─── GIVEN DATA

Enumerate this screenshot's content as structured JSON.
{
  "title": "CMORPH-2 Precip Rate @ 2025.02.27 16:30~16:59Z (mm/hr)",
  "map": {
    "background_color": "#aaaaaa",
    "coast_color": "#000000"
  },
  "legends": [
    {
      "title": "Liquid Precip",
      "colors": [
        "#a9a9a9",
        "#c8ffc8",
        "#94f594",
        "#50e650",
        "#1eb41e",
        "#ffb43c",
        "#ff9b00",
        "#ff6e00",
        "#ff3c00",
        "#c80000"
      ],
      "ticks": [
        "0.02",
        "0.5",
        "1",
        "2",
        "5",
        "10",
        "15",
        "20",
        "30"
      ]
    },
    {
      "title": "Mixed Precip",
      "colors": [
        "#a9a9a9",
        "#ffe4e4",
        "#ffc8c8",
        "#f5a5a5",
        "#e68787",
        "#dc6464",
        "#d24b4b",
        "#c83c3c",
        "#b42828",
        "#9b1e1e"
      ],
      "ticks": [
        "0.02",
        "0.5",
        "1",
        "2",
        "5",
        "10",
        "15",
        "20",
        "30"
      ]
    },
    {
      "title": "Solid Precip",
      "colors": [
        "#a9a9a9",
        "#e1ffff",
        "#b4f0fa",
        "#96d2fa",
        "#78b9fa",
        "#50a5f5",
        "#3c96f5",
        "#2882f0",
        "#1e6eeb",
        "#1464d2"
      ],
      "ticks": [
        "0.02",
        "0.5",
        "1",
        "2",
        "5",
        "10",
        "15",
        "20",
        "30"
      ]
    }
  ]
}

──────

Work out the number of lines in this listing that include the word "title". Reply with that number only.

4